**Material provided:**

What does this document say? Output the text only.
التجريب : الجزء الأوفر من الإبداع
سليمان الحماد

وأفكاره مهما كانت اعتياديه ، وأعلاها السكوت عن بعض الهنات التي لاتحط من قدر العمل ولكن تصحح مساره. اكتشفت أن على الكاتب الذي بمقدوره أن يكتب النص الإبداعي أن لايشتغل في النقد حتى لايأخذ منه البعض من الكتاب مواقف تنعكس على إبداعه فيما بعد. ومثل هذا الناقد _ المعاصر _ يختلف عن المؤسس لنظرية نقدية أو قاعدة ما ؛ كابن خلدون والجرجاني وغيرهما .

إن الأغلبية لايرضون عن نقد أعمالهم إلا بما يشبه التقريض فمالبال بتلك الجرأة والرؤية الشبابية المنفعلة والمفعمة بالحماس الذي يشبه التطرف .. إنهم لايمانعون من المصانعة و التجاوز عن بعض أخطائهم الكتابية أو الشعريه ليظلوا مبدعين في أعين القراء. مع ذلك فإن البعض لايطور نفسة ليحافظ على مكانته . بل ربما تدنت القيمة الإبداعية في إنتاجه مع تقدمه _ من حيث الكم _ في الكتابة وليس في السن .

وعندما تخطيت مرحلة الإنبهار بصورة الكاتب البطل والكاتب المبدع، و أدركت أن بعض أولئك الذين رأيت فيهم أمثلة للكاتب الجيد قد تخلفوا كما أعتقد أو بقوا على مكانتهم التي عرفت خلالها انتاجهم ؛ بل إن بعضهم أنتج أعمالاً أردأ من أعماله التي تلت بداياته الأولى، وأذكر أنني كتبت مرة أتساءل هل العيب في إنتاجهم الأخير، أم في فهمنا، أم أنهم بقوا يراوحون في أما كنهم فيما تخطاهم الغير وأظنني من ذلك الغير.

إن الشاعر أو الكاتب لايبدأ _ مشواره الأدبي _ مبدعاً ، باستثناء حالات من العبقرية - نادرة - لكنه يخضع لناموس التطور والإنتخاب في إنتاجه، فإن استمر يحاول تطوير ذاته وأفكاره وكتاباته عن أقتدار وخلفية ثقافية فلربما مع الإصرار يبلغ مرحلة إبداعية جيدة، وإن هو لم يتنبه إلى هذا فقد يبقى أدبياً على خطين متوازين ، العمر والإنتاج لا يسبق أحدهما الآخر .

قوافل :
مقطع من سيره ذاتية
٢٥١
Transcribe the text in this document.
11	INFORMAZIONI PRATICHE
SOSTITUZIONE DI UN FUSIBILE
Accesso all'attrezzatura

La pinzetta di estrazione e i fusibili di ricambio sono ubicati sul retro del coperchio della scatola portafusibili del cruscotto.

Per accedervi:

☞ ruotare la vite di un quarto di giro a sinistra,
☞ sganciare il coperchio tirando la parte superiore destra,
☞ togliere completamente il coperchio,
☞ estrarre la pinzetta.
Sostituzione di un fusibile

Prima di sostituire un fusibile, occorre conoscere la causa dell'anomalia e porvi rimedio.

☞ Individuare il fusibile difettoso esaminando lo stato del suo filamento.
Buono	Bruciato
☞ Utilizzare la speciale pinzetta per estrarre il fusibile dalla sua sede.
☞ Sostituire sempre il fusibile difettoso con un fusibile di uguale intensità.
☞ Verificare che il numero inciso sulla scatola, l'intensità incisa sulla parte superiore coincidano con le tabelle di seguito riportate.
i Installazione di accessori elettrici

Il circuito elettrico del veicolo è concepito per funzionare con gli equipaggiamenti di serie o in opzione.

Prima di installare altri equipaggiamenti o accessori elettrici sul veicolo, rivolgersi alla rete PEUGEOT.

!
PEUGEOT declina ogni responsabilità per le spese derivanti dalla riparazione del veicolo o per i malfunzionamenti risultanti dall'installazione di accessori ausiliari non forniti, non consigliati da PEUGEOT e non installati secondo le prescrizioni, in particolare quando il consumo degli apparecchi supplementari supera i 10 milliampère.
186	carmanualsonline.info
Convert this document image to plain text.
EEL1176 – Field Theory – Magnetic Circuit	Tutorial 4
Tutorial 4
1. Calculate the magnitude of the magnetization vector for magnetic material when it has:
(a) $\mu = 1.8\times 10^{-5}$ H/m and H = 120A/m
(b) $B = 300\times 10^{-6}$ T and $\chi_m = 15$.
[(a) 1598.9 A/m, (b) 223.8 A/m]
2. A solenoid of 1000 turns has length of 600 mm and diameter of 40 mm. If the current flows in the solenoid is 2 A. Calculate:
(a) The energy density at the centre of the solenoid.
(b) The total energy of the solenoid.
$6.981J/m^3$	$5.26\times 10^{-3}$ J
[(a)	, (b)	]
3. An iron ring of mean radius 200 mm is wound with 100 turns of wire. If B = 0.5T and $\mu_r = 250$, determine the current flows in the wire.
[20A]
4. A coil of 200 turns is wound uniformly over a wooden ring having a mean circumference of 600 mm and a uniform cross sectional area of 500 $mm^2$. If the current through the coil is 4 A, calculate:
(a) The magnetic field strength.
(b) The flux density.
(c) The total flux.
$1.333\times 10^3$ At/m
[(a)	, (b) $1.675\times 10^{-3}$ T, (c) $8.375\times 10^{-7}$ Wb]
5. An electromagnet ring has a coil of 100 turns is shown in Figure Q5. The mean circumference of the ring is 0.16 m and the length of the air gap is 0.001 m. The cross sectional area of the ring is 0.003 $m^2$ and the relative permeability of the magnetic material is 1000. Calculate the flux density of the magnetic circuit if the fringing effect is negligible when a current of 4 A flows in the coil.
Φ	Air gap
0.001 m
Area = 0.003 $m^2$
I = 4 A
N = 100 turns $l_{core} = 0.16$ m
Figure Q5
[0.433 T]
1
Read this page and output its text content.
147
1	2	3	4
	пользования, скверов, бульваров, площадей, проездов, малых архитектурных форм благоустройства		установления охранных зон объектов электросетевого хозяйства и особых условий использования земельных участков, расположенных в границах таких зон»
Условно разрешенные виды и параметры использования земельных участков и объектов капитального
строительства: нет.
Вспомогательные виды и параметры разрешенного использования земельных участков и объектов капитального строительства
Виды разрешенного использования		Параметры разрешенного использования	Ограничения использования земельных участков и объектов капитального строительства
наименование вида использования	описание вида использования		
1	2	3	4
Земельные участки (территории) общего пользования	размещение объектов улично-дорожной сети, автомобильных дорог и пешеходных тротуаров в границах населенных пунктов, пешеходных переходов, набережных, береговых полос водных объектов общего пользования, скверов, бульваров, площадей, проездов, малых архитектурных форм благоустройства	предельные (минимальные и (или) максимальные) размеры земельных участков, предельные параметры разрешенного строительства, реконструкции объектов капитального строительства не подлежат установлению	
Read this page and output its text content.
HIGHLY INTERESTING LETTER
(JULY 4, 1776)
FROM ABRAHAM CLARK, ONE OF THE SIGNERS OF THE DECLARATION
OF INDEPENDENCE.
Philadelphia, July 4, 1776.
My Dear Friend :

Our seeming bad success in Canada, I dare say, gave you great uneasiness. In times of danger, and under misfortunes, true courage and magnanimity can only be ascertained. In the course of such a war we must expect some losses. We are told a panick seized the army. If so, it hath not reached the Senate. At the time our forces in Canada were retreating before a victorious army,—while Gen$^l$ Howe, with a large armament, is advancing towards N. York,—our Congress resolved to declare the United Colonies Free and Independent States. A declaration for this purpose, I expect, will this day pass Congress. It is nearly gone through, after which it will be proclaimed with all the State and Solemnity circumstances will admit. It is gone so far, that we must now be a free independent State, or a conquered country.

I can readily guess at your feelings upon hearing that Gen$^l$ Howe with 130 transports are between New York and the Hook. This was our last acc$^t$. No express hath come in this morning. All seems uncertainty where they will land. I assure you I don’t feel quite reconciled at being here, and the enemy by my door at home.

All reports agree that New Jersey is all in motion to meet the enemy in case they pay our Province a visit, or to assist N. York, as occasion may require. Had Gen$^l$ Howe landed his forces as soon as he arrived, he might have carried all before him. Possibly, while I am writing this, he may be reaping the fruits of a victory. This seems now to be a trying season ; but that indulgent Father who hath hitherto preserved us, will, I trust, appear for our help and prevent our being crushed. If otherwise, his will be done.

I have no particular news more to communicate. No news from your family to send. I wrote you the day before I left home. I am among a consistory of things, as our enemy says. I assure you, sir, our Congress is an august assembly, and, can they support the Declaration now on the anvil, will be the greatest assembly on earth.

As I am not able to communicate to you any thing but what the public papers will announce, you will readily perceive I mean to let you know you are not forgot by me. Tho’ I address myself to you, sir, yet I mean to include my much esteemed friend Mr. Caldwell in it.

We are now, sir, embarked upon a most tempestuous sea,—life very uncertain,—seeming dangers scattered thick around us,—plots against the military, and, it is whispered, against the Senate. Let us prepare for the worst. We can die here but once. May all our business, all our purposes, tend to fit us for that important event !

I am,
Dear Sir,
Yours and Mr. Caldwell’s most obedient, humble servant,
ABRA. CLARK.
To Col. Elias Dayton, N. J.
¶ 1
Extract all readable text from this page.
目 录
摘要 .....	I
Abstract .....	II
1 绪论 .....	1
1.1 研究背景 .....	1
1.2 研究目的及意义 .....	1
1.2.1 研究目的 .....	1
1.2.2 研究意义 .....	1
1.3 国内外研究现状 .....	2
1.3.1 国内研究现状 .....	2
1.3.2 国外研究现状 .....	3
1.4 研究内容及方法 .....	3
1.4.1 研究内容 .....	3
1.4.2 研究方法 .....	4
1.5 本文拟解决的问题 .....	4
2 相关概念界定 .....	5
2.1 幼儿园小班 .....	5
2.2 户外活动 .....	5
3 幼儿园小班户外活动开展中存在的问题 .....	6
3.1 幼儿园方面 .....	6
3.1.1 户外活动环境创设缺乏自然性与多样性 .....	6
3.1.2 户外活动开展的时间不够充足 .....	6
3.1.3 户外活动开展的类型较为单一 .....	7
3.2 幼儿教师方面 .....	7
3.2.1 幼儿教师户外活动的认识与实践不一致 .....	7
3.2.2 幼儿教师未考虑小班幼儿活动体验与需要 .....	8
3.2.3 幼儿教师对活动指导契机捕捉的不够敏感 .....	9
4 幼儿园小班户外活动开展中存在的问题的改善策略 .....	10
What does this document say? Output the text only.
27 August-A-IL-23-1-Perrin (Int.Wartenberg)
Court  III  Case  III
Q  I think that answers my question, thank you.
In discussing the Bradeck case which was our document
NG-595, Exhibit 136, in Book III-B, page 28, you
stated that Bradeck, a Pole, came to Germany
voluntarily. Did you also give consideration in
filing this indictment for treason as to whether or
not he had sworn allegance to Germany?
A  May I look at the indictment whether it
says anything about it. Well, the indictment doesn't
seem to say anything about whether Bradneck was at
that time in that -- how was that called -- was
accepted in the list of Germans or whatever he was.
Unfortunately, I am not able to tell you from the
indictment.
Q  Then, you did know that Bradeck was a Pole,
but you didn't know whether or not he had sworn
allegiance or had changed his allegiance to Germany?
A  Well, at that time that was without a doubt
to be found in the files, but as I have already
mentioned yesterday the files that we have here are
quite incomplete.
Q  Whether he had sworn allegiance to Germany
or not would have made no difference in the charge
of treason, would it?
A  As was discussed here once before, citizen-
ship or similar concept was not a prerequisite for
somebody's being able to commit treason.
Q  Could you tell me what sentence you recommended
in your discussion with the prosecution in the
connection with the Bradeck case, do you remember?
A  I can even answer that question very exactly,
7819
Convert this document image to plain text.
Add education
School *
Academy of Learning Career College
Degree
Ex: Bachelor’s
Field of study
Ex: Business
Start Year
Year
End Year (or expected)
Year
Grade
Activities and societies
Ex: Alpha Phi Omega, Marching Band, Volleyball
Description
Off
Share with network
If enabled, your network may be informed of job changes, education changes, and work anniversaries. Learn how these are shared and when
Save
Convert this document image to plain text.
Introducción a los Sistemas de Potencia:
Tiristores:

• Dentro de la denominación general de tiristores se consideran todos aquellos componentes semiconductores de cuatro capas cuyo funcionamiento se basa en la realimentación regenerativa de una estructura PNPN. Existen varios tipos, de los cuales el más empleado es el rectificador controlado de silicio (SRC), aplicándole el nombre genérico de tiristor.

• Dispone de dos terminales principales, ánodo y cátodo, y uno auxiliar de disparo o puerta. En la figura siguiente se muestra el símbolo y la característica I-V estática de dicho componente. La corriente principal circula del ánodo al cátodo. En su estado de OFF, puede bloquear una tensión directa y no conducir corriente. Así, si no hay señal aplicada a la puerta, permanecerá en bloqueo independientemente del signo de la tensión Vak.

**Problem to work on:**
Your task is to gather every line with the word "scatola" and copy it.

**Exercise response:**
La pinzetta di estrazione e i fusibili di ricambio sono ubicati sul retro del coperchio della scatola portafusibili del cruscotto.
☞ Verificare che il numero inciso sulla scatola, l'intensità incisa sulla parte superiore coincidano con le tabelle di seguito riportate.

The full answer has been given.